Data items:
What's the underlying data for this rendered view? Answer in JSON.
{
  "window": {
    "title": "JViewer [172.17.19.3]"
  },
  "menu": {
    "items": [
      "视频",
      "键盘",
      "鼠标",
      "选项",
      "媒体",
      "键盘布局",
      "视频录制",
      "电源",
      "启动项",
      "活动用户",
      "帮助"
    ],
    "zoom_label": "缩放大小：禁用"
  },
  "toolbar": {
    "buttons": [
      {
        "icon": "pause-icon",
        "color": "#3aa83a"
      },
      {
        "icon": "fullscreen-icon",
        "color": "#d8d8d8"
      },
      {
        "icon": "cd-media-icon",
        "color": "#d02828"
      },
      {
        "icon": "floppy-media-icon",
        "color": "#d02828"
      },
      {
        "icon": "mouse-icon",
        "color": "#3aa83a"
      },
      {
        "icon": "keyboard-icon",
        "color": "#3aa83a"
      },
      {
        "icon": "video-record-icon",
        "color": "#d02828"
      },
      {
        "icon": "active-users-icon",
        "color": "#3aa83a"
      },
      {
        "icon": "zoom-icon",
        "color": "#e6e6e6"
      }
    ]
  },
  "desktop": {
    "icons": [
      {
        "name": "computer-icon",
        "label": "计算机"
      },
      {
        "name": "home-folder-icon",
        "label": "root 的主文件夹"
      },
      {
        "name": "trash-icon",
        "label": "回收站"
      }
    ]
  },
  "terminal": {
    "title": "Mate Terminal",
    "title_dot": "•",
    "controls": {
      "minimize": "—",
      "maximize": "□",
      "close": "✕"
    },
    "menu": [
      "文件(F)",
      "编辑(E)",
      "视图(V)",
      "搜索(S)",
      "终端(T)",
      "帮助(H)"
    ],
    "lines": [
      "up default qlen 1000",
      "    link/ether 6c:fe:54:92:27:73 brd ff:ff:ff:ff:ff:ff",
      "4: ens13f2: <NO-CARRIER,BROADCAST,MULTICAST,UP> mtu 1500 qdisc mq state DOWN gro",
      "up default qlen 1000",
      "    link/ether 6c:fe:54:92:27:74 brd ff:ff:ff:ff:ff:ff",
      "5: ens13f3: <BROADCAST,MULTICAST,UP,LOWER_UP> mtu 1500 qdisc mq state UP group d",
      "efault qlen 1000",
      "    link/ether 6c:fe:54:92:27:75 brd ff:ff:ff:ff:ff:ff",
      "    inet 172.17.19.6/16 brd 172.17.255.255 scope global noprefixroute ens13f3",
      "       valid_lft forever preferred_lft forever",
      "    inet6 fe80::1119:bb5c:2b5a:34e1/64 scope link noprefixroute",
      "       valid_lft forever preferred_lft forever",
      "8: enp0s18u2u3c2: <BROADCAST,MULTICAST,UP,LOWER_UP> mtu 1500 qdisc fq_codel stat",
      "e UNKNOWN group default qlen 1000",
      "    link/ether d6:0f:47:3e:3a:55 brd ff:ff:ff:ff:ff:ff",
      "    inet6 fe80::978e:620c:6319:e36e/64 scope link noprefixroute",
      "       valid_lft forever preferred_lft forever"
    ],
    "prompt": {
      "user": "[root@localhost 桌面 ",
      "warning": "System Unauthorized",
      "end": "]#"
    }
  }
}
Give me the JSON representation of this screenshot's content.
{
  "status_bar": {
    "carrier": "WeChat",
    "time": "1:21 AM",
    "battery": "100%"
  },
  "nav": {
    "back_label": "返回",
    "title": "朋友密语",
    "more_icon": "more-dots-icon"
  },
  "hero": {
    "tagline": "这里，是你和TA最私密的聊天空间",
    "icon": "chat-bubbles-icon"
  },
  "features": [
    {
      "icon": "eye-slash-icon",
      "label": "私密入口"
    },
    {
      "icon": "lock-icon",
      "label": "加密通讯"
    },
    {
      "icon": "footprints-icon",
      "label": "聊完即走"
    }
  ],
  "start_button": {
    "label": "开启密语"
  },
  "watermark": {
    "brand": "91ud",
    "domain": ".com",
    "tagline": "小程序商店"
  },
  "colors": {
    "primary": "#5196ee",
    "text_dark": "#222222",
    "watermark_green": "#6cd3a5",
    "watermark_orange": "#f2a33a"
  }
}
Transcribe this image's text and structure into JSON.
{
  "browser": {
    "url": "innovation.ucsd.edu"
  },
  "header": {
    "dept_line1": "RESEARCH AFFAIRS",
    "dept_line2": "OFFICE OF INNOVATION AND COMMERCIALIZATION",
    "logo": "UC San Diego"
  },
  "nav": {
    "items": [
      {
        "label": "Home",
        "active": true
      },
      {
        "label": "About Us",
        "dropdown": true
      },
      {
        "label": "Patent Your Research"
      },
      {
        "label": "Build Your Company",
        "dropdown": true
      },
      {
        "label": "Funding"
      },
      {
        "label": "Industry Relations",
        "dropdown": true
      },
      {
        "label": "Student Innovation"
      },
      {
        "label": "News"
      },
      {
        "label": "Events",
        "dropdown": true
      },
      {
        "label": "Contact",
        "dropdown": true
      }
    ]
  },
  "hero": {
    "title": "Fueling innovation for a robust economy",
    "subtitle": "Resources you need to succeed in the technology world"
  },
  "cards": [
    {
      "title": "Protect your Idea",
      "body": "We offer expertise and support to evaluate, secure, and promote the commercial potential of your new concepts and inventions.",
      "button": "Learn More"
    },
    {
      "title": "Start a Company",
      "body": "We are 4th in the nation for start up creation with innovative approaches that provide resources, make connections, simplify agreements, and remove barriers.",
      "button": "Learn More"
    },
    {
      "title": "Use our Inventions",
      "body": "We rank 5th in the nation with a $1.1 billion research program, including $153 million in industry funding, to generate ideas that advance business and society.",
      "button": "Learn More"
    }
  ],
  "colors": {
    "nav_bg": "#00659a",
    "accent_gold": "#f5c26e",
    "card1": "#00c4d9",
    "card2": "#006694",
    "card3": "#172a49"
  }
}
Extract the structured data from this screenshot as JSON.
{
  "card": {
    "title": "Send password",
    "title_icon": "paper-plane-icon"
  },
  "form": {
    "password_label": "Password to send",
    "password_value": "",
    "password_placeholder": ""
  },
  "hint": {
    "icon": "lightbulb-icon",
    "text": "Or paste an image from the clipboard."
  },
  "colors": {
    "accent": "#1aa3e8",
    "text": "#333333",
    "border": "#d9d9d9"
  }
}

> _WRITTEN EXERCISE_
Write out the records shown above, exactly as they appear.

> _ANSWER IN FULL_
What's the underlying data for this rendered view? Answer in JSON.
{
  "window": {
    "title": "JViewer [172.17.19.3]"
  },
  "menu": {
    "items": [
      "视频",
      "键盘",
      "鼠标",
      "选项",
      "媒体",
      "键盘布局",
      "视频录制",
      "电源",
      "启动项",
      "活动用户",
      "帮助"
    ],
    "zoom_label": "缩放大小：禁用"
  },
  "toolbar": {
    "buttons": [
      {
        "icon": "pause-icon",
        "color": "#3aa83a"
      },
      {
        "icon": "fullscreen-icon",
        "color": "#d8d8d8"
      },
      {
        "icon": "cd-media-icon",
        "color": "#d02828"
      },
      {
        "icon": "floppy-media-icon",
        "color": "#d02828"
      },
      {
        "icon": "mouse-icon",
        "color": "#3aa83a"
      },
      {
        "icon": "keyboard-icon",
        "color": "#3aa83a"
      },
      {
        "icon": "video-record-icon",
        "color": "#d02828"
      },
      {
        "icon": "active-users-icon",
        "color": "#3aa83a"
      },
      {
        "icon": "zoom-icon",
        "color": "#e6e6e6"
      }
    ]
  },
  "desktop": {
    "icons": [
      {
        "name": "computer-icon",
        "label": "计算机"
      },
      {
        "name": "home-folder-icon",
        "label": "root 的主文件夹"
      },
      {
        "name": "trash-icon",
        "label": "回收站"
      }
    ]
  },
  "terminal": {
    "title": "Mate Terminal",
    "title_dot": "•",
    "controls": {
      "minimize": "—",
      "maximize": "□",
      "close": "✕"
    },
    "menu": [
      "文件(F)",
      "编辑(E)",
      "视图(V)",
      "搜索(S)",
      "终端(T)",
      "帮助(H)"
    ],
    "lines": [
      "up default qlen 1000",
      "    link/ether 6c:fe:54:92:27:73 brd ff:ff:ff:ff:ff:ff",
      "4: ens13f2: <NO-CARRIER,BROADCAST,MULTICAST,UP> mtu 1500 qdisc mq state DOWN gro",
      "up default qlen 1000",
      "    link/ether 6c:fe:54:92:27:74 brd ff:ff:ff:ff:ff:ff",
      "5: ens13f3: <BROADCAST,MULTICAST,UP,LOWER_UP> mtu 1500 qdisc mq state UP group d",
      "efault qlen 1000",
      "    link/ether 6c:fe:54:92:27:75 brd ff:ff:ff:ff:ff:ff",
      "    inet 172.17.19.6/16 brd 172.17.255.255 scope global noprefixroute ens13f3",
      "       valid_lft forever preferred_lft forever",
      "    inet6 fe80::1119:bb5c:2b5a:34e1/64 scope link noprefixroute",
      "       valid_lft forever preferred_lft forever",
      "8: enp0s18u2u3c2: <BROADCAST,MULTICAST,UP,LOWER_UP> mtu 1500 qdisc fq_codel stat",
      "e UNKNOWN group default qlen 1000",
      "    link/ether d6:0f:47:3e:3a:55 brd ff:ff:ff:ff:ff:ff",
      "    inet6 fe80::978e:620c:6319:e36e/64 scope link noprefixroute",
      "       valid_lft forever preferred_lft forever"
    ],
    "prompt": {
      "user": "[root@localhost 桌面 ",
      "warning": "System Unauthorized",
      "end": "]#"
    }
  }
}
Give me the JSON representation of this screenshot's content.
{
  "status_bar": {
    "carrier": "WeChat",
    "time": "1:21 AM",
    "battery": "100%"
  },
  "nav": {
    "back_label": "返回",
    "title": "朋友密语",
    "more_icon": "more-dots-icon"
  },
  "hero": {
    "tagline": "这里，是你和TA最私密的聊天空间",
    "icon": "chat-bubbles-icon"
  },
  "features": [
    {
      "icon": "eye-slash-icon",
      "label": "私密入口"
    },
    {
      "icon": "lock-icon",
      "label": "加密通讯"
    },
    {
      "icon": "footprints-icon",
      "label": "聊完即走"
    }
  ],
  "start_button": {
    "label": "开启密语"
  },
  "watermark": {
    "brand": "91ud",
    "domain": ".com",
    "tagline": "小程序商店"
  },
  "colors": {
    "primary": "#5196ee",
    "text_dark": "#222222",
    "watermark_green": "#6cd3a5",
    "watermark_orange": "#f2a33a"
  }
}
Transcribe this image's text and structure into JSON.
{
  "browser": {
    "url": "innovation.ucsd.edu"
  },
  "header": {
    "dept_line1": "RESEARCH AFFAIRS",
    "dept_line2": "OFFICE OF INNOVATION AND COMMERCIALIZATION",
    "logo": "UC San Diego"
  },
  "nav": {
    "items": [
      {
        "label": "Home",
        "active": true
      },
      {
        "label": "About Us",
        "dropdown": true
      },
      {
        "label": "Patent Your Research"
      },
      {
        "label": "Build Your Company",
        "dropdown": true
      },
      {
        "label": "Funding"
      },
      {
        "label": "Industry Relations",
        "dropdown": true
      },
      {
        "label": "Student Innovation"
      },
      {
        "label": "News"
      },
      {
        "label": "Events",
        "dropdown": true
      },
      {
        "label": "Contact",
        "dropdown": true
      }
    ]
  },
  "hero": {
    "title": "Fueling innovation for a robust economy",
    "subtitle": "Resources you need to succeed in the technology world"
  },
  "cards": [
    {
      "title": "Protect your Idea",
      "body": "We offer expertise and support to evaluate, secure, and promote the commercial potential of your new concepts and inventions.",
      "button": "Learn More"
    },
    {
      "title": "Start a Company",
      "body": "We are 4th in the nation for start up creation with innovative approaches that provide resources, make connections, simplify agreements, and remove barriers.",
      "button": "Learn More"
    },
    {
      "title": "Use our Inventions",
      "body": "We rank 5th in the nation with a $1.1 billion research program, including $153 million in industry funding, to generate ideas that advance business and society.",
      "button": "Learn More"
    }
  ],
  "colors": {
    "nav_bg": "#00659a",
    "accent_gold": "#f5c26e",
    "card1": "#00c4d9",
    "card2": "#006694",
    "card3": "#172a49"
  }
}
Extract the structured data from this screenshot as JSON.
{
  "card": {
    "title": "Send password",
    "title_icon": "paper-plane-icon"
  },
  "form": {
    "password_label": "Password to send",
    "password_value": "",
    "password_placeholder": ""
  },
  "hint": {
    "icon": "lightbulb-icon",
    "text": "Or paste an image from the clipboard."
  },
  "colors": {
    "accent": "#1aa3e8",
    "text": "#333333",
    "border": "#d9d9d9"
  }
}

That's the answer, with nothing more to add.